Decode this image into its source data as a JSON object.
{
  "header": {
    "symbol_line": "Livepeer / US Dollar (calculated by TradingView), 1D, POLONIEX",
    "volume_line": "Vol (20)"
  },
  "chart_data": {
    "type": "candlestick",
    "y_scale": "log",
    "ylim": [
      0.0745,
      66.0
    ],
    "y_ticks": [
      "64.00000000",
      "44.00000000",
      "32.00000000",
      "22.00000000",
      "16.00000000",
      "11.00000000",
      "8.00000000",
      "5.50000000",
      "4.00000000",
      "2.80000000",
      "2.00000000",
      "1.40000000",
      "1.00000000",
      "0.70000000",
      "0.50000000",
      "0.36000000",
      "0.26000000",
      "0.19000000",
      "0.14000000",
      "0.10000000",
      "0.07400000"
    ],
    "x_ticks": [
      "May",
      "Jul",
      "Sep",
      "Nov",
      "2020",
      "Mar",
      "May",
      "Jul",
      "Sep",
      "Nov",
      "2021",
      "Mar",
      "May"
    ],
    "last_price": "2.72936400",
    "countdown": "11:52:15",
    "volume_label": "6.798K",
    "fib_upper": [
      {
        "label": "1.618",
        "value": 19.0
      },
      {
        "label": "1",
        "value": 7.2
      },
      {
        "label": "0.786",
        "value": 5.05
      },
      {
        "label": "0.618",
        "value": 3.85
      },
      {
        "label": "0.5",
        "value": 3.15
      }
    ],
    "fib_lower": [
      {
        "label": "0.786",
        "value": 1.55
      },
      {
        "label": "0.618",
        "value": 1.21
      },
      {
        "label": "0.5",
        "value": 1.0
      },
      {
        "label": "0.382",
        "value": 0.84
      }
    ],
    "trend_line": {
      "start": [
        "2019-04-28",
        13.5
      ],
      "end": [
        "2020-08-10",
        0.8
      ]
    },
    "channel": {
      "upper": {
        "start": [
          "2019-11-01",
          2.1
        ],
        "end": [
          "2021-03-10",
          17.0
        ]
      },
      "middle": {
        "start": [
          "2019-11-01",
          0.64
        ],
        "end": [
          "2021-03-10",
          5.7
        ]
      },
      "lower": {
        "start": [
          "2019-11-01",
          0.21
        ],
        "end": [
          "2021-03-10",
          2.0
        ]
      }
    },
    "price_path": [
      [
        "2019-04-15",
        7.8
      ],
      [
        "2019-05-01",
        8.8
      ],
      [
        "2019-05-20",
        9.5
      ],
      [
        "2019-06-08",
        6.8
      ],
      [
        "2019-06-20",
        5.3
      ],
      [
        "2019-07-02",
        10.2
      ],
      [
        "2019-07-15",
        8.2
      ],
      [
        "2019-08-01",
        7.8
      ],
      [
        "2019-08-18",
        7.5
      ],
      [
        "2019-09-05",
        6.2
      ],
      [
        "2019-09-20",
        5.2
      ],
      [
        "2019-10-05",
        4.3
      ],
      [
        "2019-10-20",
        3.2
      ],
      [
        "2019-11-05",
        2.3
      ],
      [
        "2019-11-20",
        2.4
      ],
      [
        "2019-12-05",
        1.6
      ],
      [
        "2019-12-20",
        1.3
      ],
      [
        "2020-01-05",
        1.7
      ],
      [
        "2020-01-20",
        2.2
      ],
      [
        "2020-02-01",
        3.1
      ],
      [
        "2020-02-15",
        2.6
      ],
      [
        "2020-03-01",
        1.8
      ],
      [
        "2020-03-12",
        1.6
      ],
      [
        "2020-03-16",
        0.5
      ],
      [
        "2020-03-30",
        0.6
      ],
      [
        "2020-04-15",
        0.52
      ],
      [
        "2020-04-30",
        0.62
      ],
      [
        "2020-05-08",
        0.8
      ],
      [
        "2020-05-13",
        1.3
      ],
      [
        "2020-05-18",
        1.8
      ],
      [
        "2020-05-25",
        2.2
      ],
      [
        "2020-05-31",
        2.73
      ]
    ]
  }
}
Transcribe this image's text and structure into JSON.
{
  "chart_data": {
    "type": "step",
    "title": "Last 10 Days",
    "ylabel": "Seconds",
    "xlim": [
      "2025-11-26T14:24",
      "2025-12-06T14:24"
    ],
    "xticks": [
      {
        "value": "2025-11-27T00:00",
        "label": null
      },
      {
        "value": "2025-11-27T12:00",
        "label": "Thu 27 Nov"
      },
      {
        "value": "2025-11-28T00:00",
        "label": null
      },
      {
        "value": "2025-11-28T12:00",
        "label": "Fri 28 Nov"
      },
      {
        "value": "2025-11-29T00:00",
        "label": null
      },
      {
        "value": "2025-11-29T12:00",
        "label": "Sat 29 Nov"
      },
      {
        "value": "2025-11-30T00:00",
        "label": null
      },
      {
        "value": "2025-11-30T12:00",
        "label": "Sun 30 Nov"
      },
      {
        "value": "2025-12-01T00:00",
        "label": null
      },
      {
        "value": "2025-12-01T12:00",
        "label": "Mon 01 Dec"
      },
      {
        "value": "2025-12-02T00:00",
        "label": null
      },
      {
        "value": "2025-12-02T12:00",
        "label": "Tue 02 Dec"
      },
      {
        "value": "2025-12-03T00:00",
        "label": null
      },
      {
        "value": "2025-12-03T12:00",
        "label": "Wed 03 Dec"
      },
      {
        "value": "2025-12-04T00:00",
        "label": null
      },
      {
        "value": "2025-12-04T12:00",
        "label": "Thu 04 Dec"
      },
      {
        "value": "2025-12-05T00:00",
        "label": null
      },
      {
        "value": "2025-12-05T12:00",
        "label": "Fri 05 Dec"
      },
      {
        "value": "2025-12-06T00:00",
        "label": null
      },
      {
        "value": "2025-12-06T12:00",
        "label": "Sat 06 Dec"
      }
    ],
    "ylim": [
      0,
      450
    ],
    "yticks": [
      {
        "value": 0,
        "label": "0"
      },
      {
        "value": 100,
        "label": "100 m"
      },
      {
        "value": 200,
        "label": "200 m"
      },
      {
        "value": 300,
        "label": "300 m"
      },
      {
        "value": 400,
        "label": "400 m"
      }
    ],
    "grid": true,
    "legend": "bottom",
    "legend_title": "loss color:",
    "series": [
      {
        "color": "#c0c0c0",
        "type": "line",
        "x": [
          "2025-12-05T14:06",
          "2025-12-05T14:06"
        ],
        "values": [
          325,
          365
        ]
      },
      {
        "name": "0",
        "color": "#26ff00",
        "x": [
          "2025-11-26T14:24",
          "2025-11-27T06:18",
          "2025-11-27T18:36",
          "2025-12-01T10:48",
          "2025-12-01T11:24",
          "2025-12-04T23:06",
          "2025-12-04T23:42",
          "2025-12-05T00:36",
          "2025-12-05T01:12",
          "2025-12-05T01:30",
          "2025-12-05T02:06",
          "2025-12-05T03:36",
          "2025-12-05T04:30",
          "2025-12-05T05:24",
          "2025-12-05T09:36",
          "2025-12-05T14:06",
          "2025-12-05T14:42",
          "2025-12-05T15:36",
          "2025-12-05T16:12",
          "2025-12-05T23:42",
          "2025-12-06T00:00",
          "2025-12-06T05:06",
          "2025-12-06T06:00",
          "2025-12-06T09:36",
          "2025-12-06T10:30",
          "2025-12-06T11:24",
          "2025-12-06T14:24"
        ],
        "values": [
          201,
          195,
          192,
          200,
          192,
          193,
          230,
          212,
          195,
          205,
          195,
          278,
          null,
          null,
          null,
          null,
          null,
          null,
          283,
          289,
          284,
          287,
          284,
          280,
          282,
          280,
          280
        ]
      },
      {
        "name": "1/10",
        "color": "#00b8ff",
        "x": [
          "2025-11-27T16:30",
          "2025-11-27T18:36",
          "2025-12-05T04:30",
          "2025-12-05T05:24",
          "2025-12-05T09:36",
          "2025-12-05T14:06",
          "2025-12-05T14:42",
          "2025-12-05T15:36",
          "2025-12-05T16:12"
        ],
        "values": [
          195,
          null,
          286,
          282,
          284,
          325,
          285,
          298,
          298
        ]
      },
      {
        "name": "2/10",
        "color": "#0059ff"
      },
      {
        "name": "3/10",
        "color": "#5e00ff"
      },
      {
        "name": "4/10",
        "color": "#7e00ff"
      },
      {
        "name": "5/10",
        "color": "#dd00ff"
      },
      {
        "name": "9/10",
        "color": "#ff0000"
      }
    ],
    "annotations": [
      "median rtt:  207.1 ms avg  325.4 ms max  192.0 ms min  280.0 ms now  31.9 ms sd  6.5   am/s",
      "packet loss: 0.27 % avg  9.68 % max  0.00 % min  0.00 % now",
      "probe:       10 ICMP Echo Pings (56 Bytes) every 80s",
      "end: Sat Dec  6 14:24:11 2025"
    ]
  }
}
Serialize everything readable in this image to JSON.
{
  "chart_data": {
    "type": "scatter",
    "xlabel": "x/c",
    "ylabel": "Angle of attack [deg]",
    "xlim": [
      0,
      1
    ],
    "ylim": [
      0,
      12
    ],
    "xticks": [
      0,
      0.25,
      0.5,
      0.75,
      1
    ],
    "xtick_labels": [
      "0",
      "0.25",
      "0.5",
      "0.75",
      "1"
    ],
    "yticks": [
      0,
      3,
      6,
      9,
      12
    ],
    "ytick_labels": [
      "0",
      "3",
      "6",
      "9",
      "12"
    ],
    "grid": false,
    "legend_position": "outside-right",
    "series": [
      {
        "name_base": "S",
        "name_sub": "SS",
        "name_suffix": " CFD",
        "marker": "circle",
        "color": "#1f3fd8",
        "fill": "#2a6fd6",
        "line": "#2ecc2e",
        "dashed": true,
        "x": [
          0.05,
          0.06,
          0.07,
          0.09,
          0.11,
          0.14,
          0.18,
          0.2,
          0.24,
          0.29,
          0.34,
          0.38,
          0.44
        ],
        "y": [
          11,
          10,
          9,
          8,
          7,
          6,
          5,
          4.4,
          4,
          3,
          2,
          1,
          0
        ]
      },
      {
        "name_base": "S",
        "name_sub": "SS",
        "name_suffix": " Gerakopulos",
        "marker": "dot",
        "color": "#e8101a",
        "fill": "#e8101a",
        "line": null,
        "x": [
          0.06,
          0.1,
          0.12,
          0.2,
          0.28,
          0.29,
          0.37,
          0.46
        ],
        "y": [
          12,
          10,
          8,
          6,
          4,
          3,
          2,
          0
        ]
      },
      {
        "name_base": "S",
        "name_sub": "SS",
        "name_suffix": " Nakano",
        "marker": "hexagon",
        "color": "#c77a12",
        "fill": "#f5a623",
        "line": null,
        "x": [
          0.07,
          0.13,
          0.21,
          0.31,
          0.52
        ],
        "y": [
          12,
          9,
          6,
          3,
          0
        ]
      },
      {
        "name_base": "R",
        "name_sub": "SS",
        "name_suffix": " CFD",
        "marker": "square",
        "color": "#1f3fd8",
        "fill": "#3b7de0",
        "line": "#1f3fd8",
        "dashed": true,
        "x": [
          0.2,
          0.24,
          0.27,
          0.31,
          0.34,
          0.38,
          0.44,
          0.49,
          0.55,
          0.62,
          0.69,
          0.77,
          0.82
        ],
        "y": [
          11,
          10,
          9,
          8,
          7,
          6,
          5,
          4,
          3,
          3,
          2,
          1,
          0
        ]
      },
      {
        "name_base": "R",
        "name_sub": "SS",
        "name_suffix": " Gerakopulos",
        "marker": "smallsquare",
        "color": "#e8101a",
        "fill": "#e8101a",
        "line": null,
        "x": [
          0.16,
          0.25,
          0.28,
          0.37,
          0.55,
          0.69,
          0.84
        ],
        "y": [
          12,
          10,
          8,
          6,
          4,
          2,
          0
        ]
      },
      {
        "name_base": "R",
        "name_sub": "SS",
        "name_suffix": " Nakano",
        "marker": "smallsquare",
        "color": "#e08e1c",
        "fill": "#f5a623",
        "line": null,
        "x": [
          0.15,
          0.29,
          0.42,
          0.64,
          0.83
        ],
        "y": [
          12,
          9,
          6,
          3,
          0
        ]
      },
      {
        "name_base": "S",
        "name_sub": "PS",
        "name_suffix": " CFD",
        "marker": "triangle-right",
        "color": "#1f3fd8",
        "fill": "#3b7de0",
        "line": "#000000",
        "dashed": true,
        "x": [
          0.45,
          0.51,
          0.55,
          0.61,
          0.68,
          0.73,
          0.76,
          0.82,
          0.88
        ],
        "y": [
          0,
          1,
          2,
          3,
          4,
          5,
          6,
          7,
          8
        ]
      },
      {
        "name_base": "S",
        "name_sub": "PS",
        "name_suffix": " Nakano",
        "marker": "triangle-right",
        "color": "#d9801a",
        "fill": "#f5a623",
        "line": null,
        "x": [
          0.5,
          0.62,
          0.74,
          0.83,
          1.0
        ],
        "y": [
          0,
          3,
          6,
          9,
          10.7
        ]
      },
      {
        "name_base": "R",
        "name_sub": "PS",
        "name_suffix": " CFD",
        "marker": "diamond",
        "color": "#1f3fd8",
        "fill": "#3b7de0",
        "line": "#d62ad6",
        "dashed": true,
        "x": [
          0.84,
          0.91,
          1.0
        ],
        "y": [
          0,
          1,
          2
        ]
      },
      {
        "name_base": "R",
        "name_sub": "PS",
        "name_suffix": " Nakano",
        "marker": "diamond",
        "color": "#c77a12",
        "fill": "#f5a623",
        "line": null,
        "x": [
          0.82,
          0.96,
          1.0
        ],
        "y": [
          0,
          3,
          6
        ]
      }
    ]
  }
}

◆ ◆ ◆ ◆ ◆ ◆ ◆

**WHAT IS NEEDED**: Pick out each line in the material containing "image".

**RESULT FOR THIS EXERCISE**:
Decode this image into its source data as a JSON object.
Transcribe this image's text and structure into JSON.
Serialize everything readable in this image to JSON.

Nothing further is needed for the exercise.